The exercise: Write every line out verbatim and omit the pictures.
--- START Data for this exercise ---
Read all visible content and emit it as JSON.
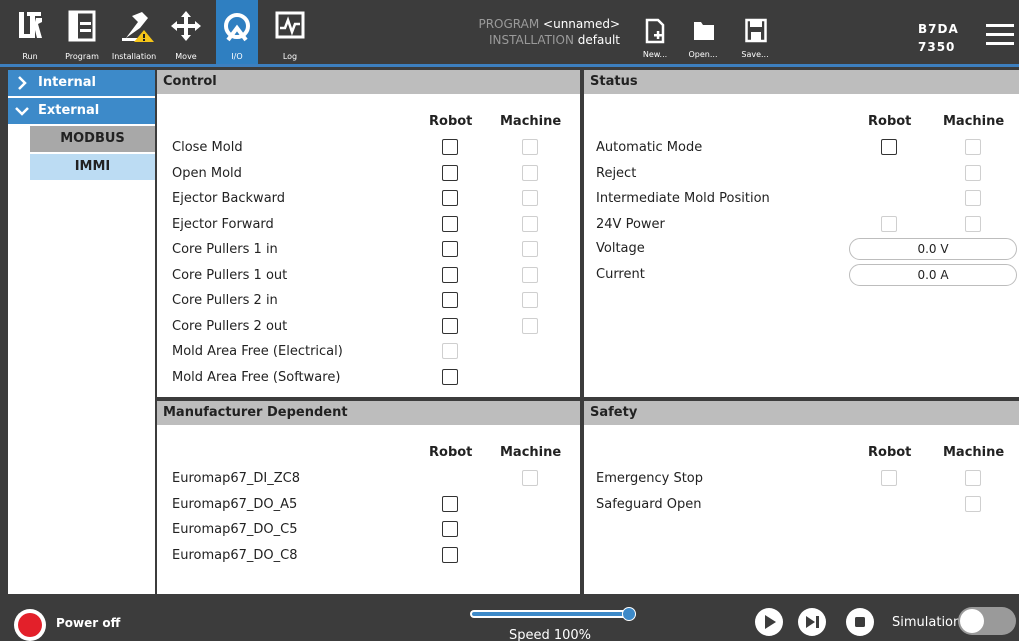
{
  "nav": [
    {
      "label": "Run",
      "icon": "ur-logo-icon"
    },
    {
      "label": "Program",
      "icon": "program-icon"
    },
    {
      "label": "Installation",
      "icon": "installation-icon"
    },
    {
      "label": "Move",
      "icon": "move-icon"
    },
    {
      "label": "I/O",
      "icon": "io-icon"
    },
    {
      "label": "Log",
      "icon": "log-icon"
    }
  ],
  "program_info": {
    "program_key": "PROGRAM",
    "program_value": "<unnamed>",
    "installation_key": "INSTALLATION",
    "installation_value": "default"
  },
  "file_buttons": {
    "new": "New...",
    "open": "Open...",
    "save": "Save..."
  },
  "serial": {
    "line1": "B7DA",
    "line2": "7350"
  },
  "sidebar": {
    "internal": "Internal",
    "external": "External",
    "modbus": "MODBUS",
    "immi": "IMMI"
  },
  "control": {
    "title": "Control",
    "col_robot": "Robot",
    "col_machine": "Machine",
    "rows": [
      {
        "label": "Close Mold",
        "robot": "enabled",
        "machine": "disabled"
      },
      {
        "label": "Open Mold",
        "robot": "enabled",
        "machine": "disabled"
      },
      {
        "label": "Ejector Backward",
        "robot": "enabled",
        "machine": "disabled"
      },
      {
        "label": "Ejector Forward",
        "robot": "enabled",
        "machine": "disabled"
      },
      {
        "label": "Core Pullers 1 in",
        "robot": "enabled",
        "machine": "disabled"
      },
      {
        "label": "Core Pullers 1 out",
        "robot": "enabled",
        "machine": "disabled"
      },
      {
        "label": "Core Pullers 2 in",
        "robot": "enabled",
        "machine": "disabled"
      },
      {
        "label": "Core Pullers 2 out",
        "robot": "enabled",
        "machine": "disabled"
      },
      {
        "label": "Mold Area Free (Electrical)",
        "robot": "disabled",
        "machine": "none"
      },
      {
        "label": "Mold Area Free (Software)",
        "robot": "enabled",
        "machine": "none"
      }
    ]
  },
  "status": {
    "title": "Status",
    "col_robot": "Robot",
    "col_machine": "Machine",
    "rows": [
      {
        "label": "Automatic Mode",
        "robot": "enabled",
        "machine": "disabled"
      },
      {
        "label": "Reject",
        "robot": "none",
        "machine": "disabled"
      },
      {
        "label": "Intermediate Mold Position",
        "robot": "none",
        "machine": "disabled"
      },
      {
        "label": "24V Power",
        "robot": "disabled",
        "machine": "disabled"
      }
    ],
    "voltage_label": "Voltage",
    "voltage_value": "0.0 V",
    "current_label": "Current",
    "current_value": "0.0 A"
  },
  "manufacturer": {
    "title": "Manufacturer Dependent",
    "col_robot": "Robot",
    "col_machine": "Machine",
    "rows": [
      {
        "label": "Euromap67_DI_ZC8",
        "robot": "none",
        "machine": "disabled"
      },
      {
        "label": "Euromap67_DO_A5",
        "robot": "enabled",
        "machine": "none"
      },
      {
        "label": "Euromap67_DO_C5",
        "robot": "enabled",
        "machine": "none"
      },
      {
        "label": "Euromap67_DO_C8",
        "robot": "enabled",
        "machine": "none"
      }
    ]
  },
  "safety": {
    "title": "Safety",
    "col_robot": "Robot",
    "col_machine": "Machine",
    "rows": [
      {
        "label": "Emergency Stop",
        "robot": "disabled",
        "machine": "disabled"
      },
      {
        "label": "Safeguard Open",
        "robot": "none",
        "machine": "disabled"
      }
    ]
  },
  "footer": {
    "power_label": "Power off",
    "speed_label": "Speed 100%",
    "speed_value": 1.0,
    "simulation_label": "Simulation"
  },
  "colors": {
    "accent": "#3d8ac9",
    "header_bg": "#3c3c3c",
    "panel_header": "#bdbdbd",
    "power_off": "#e3202a",
    "sidebar_selected": "#bcdcf3",
    "sidebar_sub": "#a8a8a8"
  }
}
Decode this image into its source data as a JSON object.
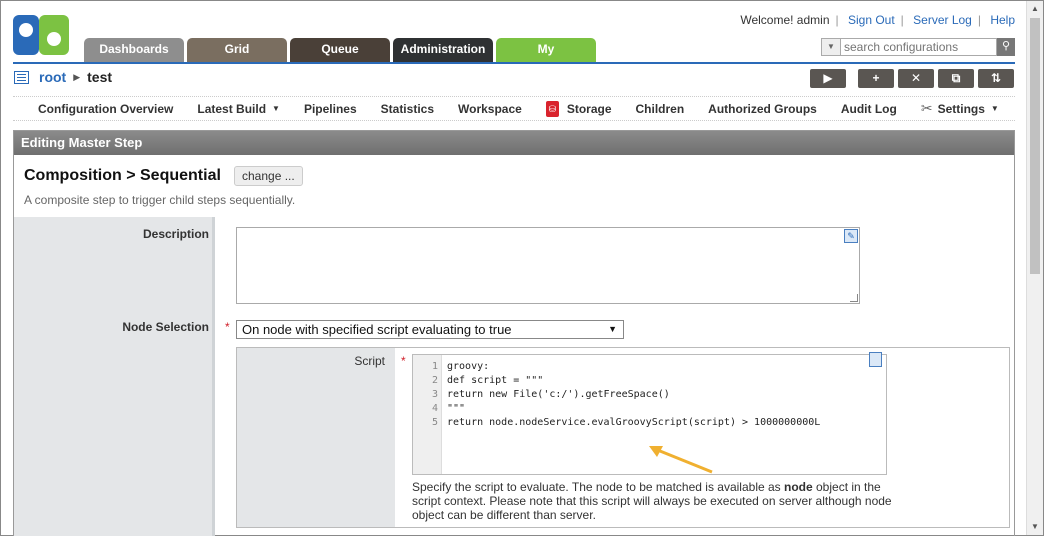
{
  "header": {
    "welcome": "Welcome! admin",
    "links": [
      "Sign Out",
      "Server Log",
      "Help"
    ],
    "search_placeholder": "search configurations"
  },
  "tabs": [
    "Dashboards",
    "Grid",
    "Queue",
    "Administration",
    "My"
  ],
  "breadcrumb": {
    "root": "root",
    "leaf": "test"
  },
  "menu": {
    "items": [
      "Configuration Overview",
      "Latest Build",
      "Pipelines",
      "Statistics",
      "Workspace",
      "Storage",
      "Children",
      "Authorized Groups",
      "Audit Log",
      "Settings"
    ]
  },
  "panel": {
    "header": "Editing Master Step",
    "title": "Composition > Sequential",
    "change_label": "change ...",
    "description": "A composite step to trigger child steps sequentially."
  },
  "form": {
    "description_label": "Description",
    "node_selection_label": "Node Selection",
    "node_selection_value": "On node with specified script evaluating to true",
    "script_label": "Script",
    "code_lines": [
      {
        "num": "1",
        "text": "groovy:"
      },
      {
        "num": "2",
        "text": "def script = \"\"\""
      },
      {
        "num": "3",
        "text": "return new File('c:/').getFreeSpace()"
      },
      {
        "num": "4",
        "text": "\"\"\""
      },
      {
        "num": "5",
        "text": "return node.nodeService.evalGroovyScript(script) > 1000000000L"
      }
    ],
    "help_prefix": "Specify the script to evaluate. The node to be matched is available as ",
    "help_bold": "node",
    "help_suffix": " object in the script context. Please note that this script will always be executed on server although node object can be different than server."
  },
  "colors": {
    "accent": "#2a6ab8",
    "my_tab": "#7cc242",
    "arrow": "#f0b030"
  }
}
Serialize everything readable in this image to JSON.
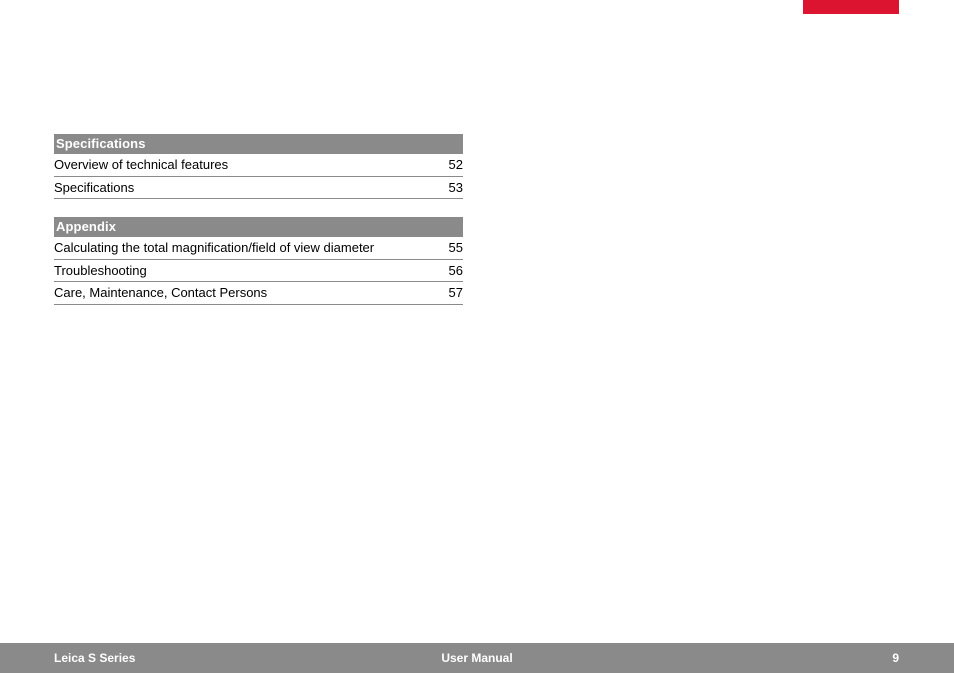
{
  "sections": [
    {
      "title": "Specifications",
      "rows": [
        {
          "label": "Overview of technical features",
          "page": "52"
        },
        {
          "label": "Specifications",
          "page": "53"
        }
      ]
    },
    {
      "title": "Appendix",
      "rows": [
        {
          "label": "Calculating the total magnification/field of view diameter",
          "page": "55"
        },
        {
          "label": "Troubleshooting",
          "page": "56"
        },
        {
          "label": "Care, Maintenance, Contact Persons",
          "page": "57"
        }
      ]
    }
  ],
  "footer": {
    "left": "Leica S Series",
    "center": "User Manual",
    "right": "9"
  }
}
--- END Data for this exercise ---
Exercise answer:
Read all visible content and emit it as JSON.
{
  "nav": [
    {
      "label": "Run",
      "icon": "ur-logo-icon"
    },
    {
      "label": "Program",
      "icon": "program-icon"
    },
    {
      "label": "Installation",
      "icon": "installation-icon"
    },
    {
      "label": "Move",
      "icon": "move-icon"
    },
    {
      "label": "I/O",
      "icon": "io-icon"
    },
    {
      "label": "Log",
      "icon": "log-icon"
    }
  ],
  "program_info": {
    "program_key": "PROGRAM",
    "program_value": "<unnamed>",
    "installation_key": "INSTALLATION",
    "installation_value": "default"
  },
  "file_buttons": {
    "new": "New...",
    "open": "Open...",
    "save": "Save..."
  },
  "serial": {
    "line1": "B7DA",
    "line2": "7350"
  },
  "sidebar": {
    "internal": "Internal",
    "external": "External",
    "modbus": "MODBUS",
    "immi": "IMMI"
  },
  "control": {
    "title": "Control",
    "col_robot": "Robot",
    "col_machine": "Machine",
    "rows": [
      {
        "label": "Close Mold",
        "robot": "enabled",
        "machine": "disabled"
      },
      {
        "label": "Open Mold",
        "robot": "enabled",
        "machine": "disabled"
      },
      {
        "label": "Ejector Backward",
        "robot": "enabled",
        "machine": "disabled"
      },
      {
        "label": "Ejector Forward",
        "robot": "enabled",
        "machine": "disabled"
      },
      {
        "label": "Core Pullers 1 in",
        "robot": "enabled",
        "machine": "disabled"
      },
      {
        "label": "Core Pullers 1 out",
        "robot": "enabled",
        "machine": "disabled"
      },
      {
        "label": "Core Pullers 2 in",
        "robot": "enabled",
        "machine": "disabled"
      },
      {
        "label": "Core Pullers 2 out",
        "robot": "enabled",
        "machine": "disabled"
      },
      {
        "label": "Mold Area Free (Electrical)",
        "robot": "disabled",
        "machine": "none"
      },
      {
        "label": "Mold Area Free (Software)",
        "robot": "enabled",
        "machine": "none"
      }
    ]
  },
  "status": {
    "title": "Status",
    "col_robot": "Robot",
    "col_machine": "Machine",
    "rows": [
      {
        "label": "Automatic Mode",
        "robot": "enabled",
        "machine": "disabled"
      },
      {
        "label": "Reject",
        "robot": "none",
        "machine": "disabled"
      },
      {
        "label": "Intermediate Mold Position",
        "robot": "none",
        "machine": "disabled"
      },
      {
        "label": "24V Power",
        "robot": "disabled",
        "machine": "disabled"
      }
    ],
    "voltage_label": "Voltage",
    "voltage_value": "0.0 V",
    "current_label": "Current",
    "current_value": "0.0 A"
  },
  "manufacturer": {
    "title": "Manufacturer Dependent",
    "col_robot": "Robot",
    "col_machine": "Machine",
    "rows": [
      {
        "label": "Euromap67_DI_ZC8",
        "robot": "none",
        "machine": "disabled"
      },
      {
        "label": "Euromap67_DO_A5",
        "robot": "enabled",
        "machine": "none"
      },
      {
        "label": "Euromap67_DO_C5",
        "robot": "enabled",
        "machine": "none"
      },
      {
        "label": "Euromap67_DO_C8",
        "robot": "enabled",
        "machine": "none"
      }
    ]
  },
  "safety": {
    "title": "Safety",
    "col_robot": "Robot",
    "col_machine": "Machine",
    "rows": [
      {
        "label": "Emergency Stop",
        "robot": "disabled",
        "machine": "disabled"
      },
      {
        "label": "Safeguard Open",
        "robot": "none",
        "machine": "disabled"
      }
    ]
  },
  "footer": {
    "power_label": "Power off",
    "speed_label": "Speed 100%",
    "speed_value": 1.0,
    "simulation_label": "Simulation"
  },
  "colors": {
    "accent": "#3d8ac9",
    "header_bg": "#3c3c3c",
    "panel_header": "#bdbdbd",
    "power_off": "#e3202a",
    "sidebar_selected": "#bcdcf3",
    "sidebar_sub": "#a8a8a8"
  }
}
Decode this image into its source data as a JSON object.
{
  "header": {
    "welcome": "Welcome! admin",
    "links": [
      "Sign Out",
      "Server Log",
      "Help"
    ],
    "search_placeholder": "search configurations"
  },
  "tabs": [
    "Dashboards",
    "Grid",
    "Queue",
    "Administration",
    "My"
  ],
  "breadcrumb": {
    "root": "root",
    "leaf": "test"
  },
  "menu": {
    "items": [
      "Configuration Overview",
      "Latest Build",
      "Pipelines",
      "Statistics",
      "Workspace",
      "Storage",
      "Children",
      "Authorized Groups",
      "Audit Log",
      "Settings"
    ]
  },
  "panel": {
    "header": "Editing Master Step",
    "title": "Composition > Sequential",
    "change_label": "change ...",
    "description": "A composite step to trigger child steps sequentially."
  },
  "form": {
    "description_label": "Description",
    "node_selection_label": "Node Selection",
    "node_selection_value": "On node with specified script evaluating to true",
    "script_label": "Script",
    "code_lines": [
      {
        "num": "1",
        "text": "groovy:"
      },
      {
        "num": "2",
        "text": "def script = \"\"\""
      },
      {
        "num": "3",
        "text": "return new File('c:/').getFreeSpace()"
      },
      {
        "num": "4",
        "text": "\"\"\""
      },
      {
        "num": "5",
        "text": "return node.nodeService.evalGroovyScript(script) > 1000000000L"
      }
    ],
    "help_prefix": "Specify the script to evaluate. The node to be matched is available as ",
    "help_bold": "node",
    "help_suffix": " object in the script context. Please note that this script will always be executed on server although node object can be different than server."
  },
  "colors": {
    "accent": "#2a6ab8",
    "my_tab": "#7cc242",
    "arrow": "#f0b030"
  }
}
Serialize everything readable in this image to JSON.
{
  "sections": [
    {
      "title": "Specifications",
      "rows": [
        {
          "label": "Overview of technical features",
          "page": "52"
        },
        {
          "label": "Specifications",
          "page": "53"
        }
      ]
    },
    {
      "title": "Appendix",
      "rows": [
        {
          "label": "Calculating the total magnification/field of view diameter",
          "page": "55"
        },
        {
          "label": "Troubleshooting",
          "page": "56"
        },
        {
          "label": "Care, Maintenance, Contact Persons",
          "page": "57"
        }
      ]
    }
  ],
  "footer": {
    "left": "Leica S Series",
    "center": "User Manual",
    "right": "9"
  }
}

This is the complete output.